Stored items:
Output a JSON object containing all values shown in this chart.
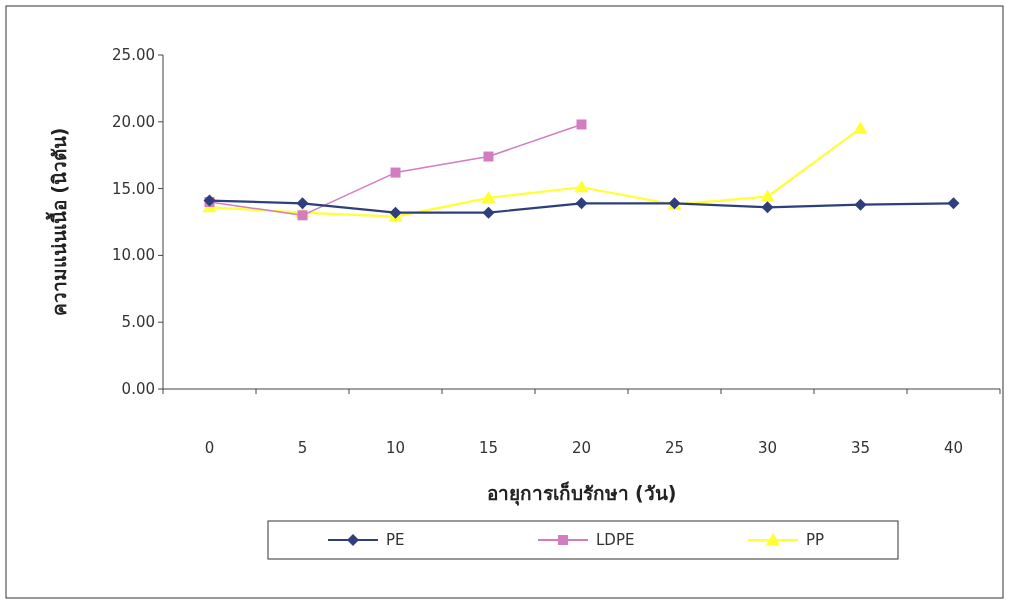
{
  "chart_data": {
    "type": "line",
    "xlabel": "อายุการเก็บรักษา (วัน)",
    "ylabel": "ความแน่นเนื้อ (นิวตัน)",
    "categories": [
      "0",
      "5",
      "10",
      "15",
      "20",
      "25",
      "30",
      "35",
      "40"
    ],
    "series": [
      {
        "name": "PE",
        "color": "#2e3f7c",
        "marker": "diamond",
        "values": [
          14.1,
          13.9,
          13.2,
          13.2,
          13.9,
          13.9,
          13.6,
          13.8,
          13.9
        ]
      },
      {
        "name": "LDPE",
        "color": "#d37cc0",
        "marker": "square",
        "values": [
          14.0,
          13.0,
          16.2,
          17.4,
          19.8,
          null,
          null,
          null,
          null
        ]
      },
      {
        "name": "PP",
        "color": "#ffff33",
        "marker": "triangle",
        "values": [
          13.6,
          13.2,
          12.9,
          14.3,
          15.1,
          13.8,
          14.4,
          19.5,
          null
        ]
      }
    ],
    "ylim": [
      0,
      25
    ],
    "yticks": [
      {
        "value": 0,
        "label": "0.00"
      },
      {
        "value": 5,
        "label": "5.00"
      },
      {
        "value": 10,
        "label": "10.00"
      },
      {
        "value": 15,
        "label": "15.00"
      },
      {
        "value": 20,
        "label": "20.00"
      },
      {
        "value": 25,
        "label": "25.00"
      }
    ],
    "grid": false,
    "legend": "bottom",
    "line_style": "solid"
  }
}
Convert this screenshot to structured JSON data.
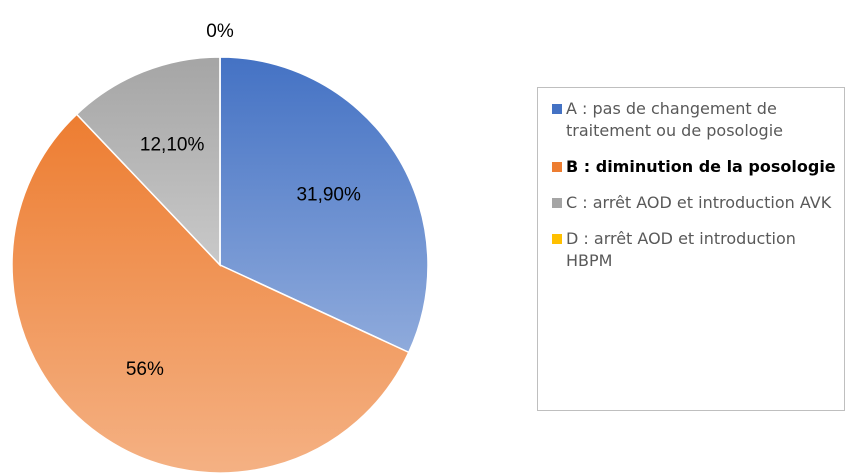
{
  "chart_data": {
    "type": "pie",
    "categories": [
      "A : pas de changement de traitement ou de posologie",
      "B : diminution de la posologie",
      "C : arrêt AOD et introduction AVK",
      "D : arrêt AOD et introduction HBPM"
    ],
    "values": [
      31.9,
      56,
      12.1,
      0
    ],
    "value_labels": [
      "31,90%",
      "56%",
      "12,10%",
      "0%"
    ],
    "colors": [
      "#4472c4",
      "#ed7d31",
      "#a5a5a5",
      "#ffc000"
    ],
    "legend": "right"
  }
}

--

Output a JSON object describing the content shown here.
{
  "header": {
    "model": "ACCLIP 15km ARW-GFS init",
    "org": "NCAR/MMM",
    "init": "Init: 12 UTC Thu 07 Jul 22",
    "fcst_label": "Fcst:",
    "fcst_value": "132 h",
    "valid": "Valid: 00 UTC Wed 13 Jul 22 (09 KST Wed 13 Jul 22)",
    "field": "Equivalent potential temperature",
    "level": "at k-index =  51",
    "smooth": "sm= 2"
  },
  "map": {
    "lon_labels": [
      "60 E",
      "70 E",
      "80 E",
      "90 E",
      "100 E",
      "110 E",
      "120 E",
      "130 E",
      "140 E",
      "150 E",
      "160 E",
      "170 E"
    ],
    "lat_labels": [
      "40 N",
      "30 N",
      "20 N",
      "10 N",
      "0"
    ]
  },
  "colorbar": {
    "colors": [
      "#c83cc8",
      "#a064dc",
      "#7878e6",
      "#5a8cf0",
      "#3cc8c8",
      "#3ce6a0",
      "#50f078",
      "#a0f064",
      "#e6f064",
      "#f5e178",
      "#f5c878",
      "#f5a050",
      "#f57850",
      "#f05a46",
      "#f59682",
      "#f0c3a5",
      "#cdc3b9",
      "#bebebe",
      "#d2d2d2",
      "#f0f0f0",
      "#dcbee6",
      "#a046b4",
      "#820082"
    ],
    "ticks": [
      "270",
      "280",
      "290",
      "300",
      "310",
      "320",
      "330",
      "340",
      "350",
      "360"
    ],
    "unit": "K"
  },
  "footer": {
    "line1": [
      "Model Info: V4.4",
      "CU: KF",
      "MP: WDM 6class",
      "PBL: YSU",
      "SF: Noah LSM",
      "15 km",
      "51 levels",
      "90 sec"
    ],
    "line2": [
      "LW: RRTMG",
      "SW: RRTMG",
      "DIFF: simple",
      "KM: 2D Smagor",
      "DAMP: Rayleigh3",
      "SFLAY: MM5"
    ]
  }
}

• _Your task_
Of the lines above, how many contain the string "Output"? Only the number is required.

• _Final answer_
2